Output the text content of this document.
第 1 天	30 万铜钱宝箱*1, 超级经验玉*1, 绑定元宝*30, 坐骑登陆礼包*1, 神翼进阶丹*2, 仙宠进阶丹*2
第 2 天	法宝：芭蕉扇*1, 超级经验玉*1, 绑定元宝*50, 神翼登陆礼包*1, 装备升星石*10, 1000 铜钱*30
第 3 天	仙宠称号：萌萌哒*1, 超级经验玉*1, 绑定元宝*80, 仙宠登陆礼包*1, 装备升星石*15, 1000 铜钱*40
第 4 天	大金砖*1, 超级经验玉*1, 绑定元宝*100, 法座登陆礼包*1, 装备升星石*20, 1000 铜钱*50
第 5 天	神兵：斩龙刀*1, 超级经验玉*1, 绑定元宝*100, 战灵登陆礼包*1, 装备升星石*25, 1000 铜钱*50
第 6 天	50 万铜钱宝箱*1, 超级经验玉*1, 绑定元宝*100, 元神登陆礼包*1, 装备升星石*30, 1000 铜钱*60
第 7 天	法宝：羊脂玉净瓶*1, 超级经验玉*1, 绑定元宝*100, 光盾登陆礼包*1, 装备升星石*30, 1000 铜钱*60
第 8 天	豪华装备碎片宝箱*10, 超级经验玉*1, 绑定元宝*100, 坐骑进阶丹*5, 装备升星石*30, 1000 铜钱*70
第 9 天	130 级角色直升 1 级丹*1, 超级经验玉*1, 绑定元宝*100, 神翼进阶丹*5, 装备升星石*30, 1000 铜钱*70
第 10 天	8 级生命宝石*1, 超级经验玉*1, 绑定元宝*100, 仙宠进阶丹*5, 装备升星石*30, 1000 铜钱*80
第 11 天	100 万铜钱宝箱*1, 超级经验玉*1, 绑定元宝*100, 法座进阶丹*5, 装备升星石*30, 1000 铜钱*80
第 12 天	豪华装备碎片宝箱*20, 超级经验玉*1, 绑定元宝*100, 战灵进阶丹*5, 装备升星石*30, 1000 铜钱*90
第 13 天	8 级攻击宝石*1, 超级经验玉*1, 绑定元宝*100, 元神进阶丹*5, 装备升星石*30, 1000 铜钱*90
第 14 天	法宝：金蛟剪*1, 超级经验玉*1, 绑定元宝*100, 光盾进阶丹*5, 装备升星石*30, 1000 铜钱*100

★ ★ ★ ★

**Request:**
Repeat the listing above without any change.

**The solution:**
Output the text content of this document.
第 1 天	30 万铜钱宝箱*1, 超级经验玉*1, 绑定元宝*30, 坐骑登陆礼包*1, 神翼进阶丹*2, 仙宠进阶丹*2
第 2 天	法宝：芭蕉扇*1, 超级经验玉*1, 绑定元宝*50, 神翼登陆礼包*1, 装备升星石*10, 1000 铜钱*30
第 3 天	仙宠称号：萌萌哒*1, 超级经验玉*1, 绑定元宝*80, 仙宠登陆礼包*1, 装备升星石*15, 1000 铜钱*40
第 4 天	大金砖*1, 超级经验玉*1, 绑定元宝*100, 法座登陆礼包*1, 装备升星石*20, 1000 铜钱*50
第 5 天	神兵：斩龙刀*1, 超级经验玉*1, 绑定元宝*100, 战灵登陆礼包*1, 装备升星石*25, 1000 铜钱*50
第 6 天	50 万铜钱宝箱*1, 超级经验玉*1, 绑定元宝*100, 元神登陆礼包*1, 装备升星石*30, 1000 铜钱*60
第 7 天	法宝：羊脂玉净瓶*1, 超级经验玉*1, 绑定元宝*100, 光盾登陆礼包*1, 装备升星石*30, 1000 铜钱*60
第 8 天	豪华装备碎片宝箱*10, 超级经验玉*1, 绑定元宝*100, 坐骑进阶丹*5, 装备升星石*30, 1000 铜钱*70
第 9 天	130 级角色直升 1 级丹*1, 超级经验玉*1, 绑定元宝*100, 神翼进阶丹*5, 装备升星石*30, 1000 铜钱*70
第 10 天	8 级生命宝石*1, 超级经验玉*1, 绑定元宝*100, 仙宠进阶丹*5, 装备升星石*30, 1000 铜钱*80
第 11 天	100 万铜钱宝箱*1, 超级经验玉*1, 绑定元宝*100, 法座进阶丹*5, 装备升星石*30, 1000 铜钱*80
第 12 天	豪华装备碎片宝箱*20, 超级经验玉*1, 绑定元宝*100, 战灵进阶丹*5, 装备升星石*30, 1000 铜钱*90
第 13 天	8 级攻击宝石*1, 超级经验玉*1, 绑定元宝*100, 元神进阶丹*5, 装备升星石*30, 1000 铜钱*90
第 14 天	法宝：金蛟剪*1, 超级经验玉*1, 绑定元宝*100, 光盾进阶丹*5, 装备升星石*30, 1000 铜钱*100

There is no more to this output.